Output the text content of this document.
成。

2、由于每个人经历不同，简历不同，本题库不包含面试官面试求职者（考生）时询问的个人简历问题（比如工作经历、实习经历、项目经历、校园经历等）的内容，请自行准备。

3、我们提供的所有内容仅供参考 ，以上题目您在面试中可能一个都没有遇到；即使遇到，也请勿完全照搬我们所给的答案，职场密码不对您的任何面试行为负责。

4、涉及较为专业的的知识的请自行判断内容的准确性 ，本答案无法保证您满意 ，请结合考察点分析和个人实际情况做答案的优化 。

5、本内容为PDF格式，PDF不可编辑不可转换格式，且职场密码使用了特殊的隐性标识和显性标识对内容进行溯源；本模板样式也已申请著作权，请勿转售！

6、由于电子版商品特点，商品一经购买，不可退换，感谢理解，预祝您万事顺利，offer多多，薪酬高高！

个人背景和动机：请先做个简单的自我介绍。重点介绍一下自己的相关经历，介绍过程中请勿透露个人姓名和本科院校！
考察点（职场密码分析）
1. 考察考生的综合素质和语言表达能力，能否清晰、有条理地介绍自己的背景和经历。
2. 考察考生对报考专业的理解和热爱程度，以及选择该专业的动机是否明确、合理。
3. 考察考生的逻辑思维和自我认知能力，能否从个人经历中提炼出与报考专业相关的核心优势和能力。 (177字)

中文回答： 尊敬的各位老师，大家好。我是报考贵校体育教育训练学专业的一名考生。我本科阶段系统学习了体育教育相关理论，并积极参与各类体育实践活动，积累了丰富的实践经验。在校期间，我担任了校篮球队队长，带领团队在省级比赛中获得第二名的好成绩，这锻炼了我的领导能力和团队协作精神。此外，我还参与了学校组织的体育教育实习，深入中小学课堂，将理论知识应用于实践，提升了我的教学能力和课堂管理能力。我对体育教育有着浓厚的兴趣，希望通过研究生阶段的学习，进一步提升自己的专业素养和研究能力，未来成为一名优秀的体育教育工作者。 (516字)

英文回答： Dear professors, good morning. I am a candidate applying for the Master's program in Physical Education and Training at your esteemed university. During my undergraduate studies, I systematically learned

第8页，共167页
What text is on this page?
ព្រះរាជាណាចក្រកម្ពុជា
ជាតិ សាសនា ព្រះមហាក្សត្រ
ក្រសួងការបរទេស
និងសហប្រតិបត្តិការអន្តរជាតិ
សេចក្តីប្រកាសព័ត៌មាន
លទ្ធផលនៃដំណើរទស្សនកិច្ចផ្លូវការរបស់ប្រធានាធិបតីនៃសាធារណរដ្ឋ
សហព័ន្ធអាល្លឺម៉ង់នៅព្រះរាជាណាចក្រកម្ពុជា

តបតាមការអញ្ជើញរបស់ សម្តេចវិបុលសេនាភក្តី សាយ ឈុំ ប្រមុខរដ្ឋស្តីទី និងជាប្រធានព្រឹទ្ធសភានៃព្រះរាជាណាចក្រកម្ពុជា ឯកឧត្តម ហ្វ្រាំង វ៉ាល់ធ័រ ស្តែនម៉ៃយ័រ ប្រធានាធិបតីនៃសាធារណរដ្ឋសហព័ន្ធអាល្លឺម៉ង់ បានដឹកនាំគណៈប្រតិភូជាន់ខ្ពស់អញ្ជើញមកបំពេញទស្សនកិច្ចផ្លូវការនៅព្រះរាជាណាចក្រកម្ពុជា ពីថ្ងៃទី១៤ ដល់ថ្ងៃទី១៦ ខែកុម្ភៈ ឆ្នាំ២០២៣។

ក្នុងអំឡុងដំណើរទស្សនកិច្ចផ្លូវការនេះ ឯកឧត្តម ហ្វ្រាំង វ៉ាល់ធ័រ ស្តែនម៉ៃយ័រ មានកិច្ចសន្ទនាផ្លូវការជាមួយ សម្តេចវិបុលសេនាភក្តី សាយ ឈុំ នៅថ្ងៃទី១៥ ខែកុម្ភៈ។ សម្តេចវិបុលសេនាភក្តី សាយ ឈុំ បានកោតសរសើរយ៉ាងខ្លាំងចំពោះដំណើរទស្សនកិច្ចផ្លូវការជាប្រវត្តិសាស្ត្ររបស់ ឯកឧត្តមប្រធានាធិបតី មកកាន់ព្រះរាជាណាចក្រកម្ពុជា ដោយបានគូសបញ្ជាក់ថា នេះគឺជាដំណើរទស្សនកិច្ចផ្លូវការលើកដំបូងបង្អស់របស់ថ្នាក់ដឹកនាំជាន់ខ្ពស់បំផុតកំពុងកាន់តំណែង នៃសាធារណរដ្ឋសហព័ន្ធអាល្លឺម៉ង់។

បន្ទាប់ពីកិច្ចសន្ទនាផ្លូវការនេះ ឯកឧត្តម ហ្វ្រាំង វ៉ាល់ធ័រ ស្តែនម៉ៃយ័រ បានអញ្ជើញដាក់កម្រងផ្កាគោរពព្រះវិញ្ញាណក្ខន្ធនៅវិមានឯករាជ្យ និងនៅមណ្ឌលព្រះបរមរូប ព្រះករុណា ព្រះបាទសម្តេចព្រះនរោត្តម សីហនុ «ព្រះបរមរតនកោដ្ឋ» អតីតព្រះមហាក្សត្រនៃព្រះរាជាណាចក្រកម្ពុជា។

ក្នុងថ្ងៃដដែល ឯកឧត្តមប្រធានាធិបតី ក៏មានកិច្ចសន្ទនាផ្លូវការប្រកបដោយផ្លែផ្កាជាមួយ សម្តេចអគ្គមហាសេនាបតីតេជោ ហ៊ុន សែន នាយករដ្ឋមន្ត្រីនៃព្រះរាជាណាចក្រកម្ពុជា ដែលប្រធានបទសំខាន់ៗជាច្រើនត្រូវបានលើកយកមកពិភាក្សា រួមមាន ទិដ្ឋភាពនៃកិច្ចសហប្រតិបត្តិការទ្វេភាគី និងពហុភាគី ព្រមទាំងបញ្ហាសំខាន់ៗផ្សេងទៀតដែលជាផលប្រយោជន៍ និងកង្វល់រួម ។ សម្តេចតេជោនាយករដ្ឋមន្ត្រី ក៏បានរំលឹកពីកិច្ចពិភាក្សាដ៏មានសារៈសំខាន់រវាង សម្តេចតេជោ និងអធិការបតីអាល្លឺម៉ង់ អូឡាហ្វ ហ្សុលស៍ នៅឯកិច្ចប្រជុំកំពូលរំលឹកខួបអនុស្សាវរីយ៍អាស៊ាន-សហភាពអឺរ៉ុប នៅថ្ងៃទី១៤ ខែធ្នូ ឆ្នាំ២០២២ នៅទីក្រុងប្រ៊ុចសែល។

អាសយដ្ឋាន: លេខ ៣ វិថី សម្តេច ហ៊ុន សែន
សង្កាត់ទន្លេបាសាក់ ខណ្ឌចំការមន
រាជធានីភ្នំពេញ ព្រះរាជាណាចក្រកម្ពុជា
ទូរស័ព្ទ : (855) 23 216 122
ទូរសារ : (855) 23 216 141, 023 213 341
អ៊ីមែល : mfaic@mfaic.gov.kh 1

▶ _Stated goal_
Extract, from the listing above, every line where the string "ឋសហព" occurs.

▶ _Written reply_
តបតាមការអញ្ជើញរបស់ សម្តេចវិបុលសេនាភក្តី សាយ ឈុំ ប្រមុខរដ្ឋស្តីទី និងជាប្រធានព្រឹទ្ធសភានៃព្រះរាជាណាចក្រកម្ពុជា ឯកឧត្តម ហ្វ្រាំង វ៉ាល់ធ័រ ស្តែនម៉ៃយ័រ ប្រធានាធិបតីនៃសាធារណរដ្ឋសហព័ន្ធអាល្លឺម៉ង់ បានដឹកនាំគណៈប្រតិភូជាន់ខ្ពស់អញ្ជើញមកបំពេញទស្សនកិច្ចផ្លូវការនៅព្រះរាជាណាចក្រកម្ពុជា ពីថ្ងៃទី១៤ ដល់ថ្ងៃទី១៦ ខែកុម្ភៈ ឆ្នាំ២០២៣។
ក្នុងអំឡុងដំណើរទស្សនកិច្ចផ្លូវការនេះ ឯកឧត្តម ហ្វ្រាំង វ៉ាល់ធ័រ ស្តែនម៉ៃយ័រ មានកិច្ចសន្ទនាផ្លូវការជាមួយ សម្តេចវិបុលសេនាភក្តី សាយ ឈុំ នៅថ្ងៃទី១៥ ខែកុម្ភៈ។ សម្តេចវិបុលសេនាភក្តី សាយ ឈុំ បានកោតសរសើរយ៉ាងខ្លាំងចំពោះដំណើរទស្សនកិច្ចផ្លូវការជាប្រវត្តិសាស្ត្ររបស់ ឯកឧត្តមប្រធានាធិបតី មកកាន់ព្រះរាជាណាចក្រកម្ពុជា ដោយបានគូសបញ្ជាក់ថា នេះគឺជាដំណើរទស្សនកិច្ចផ្លូវការលើកដំបូងបង្អស់របស់ថ្នាក់ដឹកនាំជាន់ខ្ពស់បំផុតកំពុងកាន់តំណែង នៃសាធារណរដ្ឋសហព័ន្ធអាល្លឺម៉ង់។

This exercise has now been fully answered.